Document section –
-=-=-=-=-

Monday 26 January 2009

Focus on the wallflowers

By John Beddington
Published: January 26 2009 02:00

Buildings are the wallflowers of the climate change problem. While protesters storm airports and leader writers argue about nuclear power or windfarms, the places where we live, work and play are quietly responsible for more than half of all the UK's greenhouse gas emissions. To have any chance of meeting our commitment to reduce emissions by 80 per cent by the middle of the century we will need to bring this unglamorous sector into the limelight.
Much of the answer lies in low-tech, high-efficiency insulation. Although the government has imposed strict regulations on new-build, the biggest challenge will be to cut emissions from our existing, inefficient edifices. Retrofitting the UK's entire building stock will require construction skills on an unprecedented scale.
Last year, the Government Office of Science, which I head, produced a major report* showing that the need to rein in emissions from our buildings will affect businesses at every level.
The biggest changes will come in the construction industry, for which business models will need a radical overhaul. For instance, site developers generally retain an interest only during the period of construction or refurbishment and the subsequent sale, giving them no particular encouragement to ensure high energy efficiency or low carbon emissions once buildings are in use. If some of the long-term returns from improved efficiency accrued to developers, they would have an incentive to change.

-=-=-=-=-

Source material –
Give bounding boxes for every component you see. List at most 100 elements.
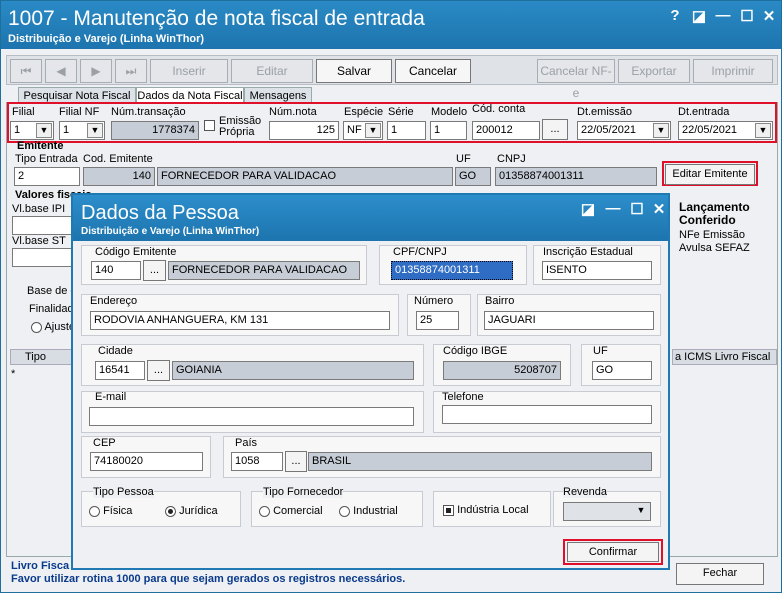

-=-=-=-=-

Objectives –
A. Answer these about the article on buildings and emissions:
(i) What share of all the UK's greenhouse gas emissions are buildings responsible for?
(ii) By how much is the emissions-cut commitment, and by when?
(iii) Which office does the writer head?
B. Reproduce the passage from the article on buildings and emissions starting with "Much of the" and going on through "at every level.".

Answers in order –
A.
(i) More than half.
(ii) 80 per cent, by the middle of the century.
(iii) The Government Office of Science.

B.
Much of the answer lies in low-tech, high-efficiency insulation. Although the government has imposed strict regulations on new-build, the biggest challenge will be to cut emissions from our existing, inefficient edifices. Retrofitting the UK's entire building stock will require construction skills on an unprecedented scale.
Last year, the Government Office of Science, which I head, produced a major report* showing that the need to rein in emissions from our buildings will affect businesses at every level.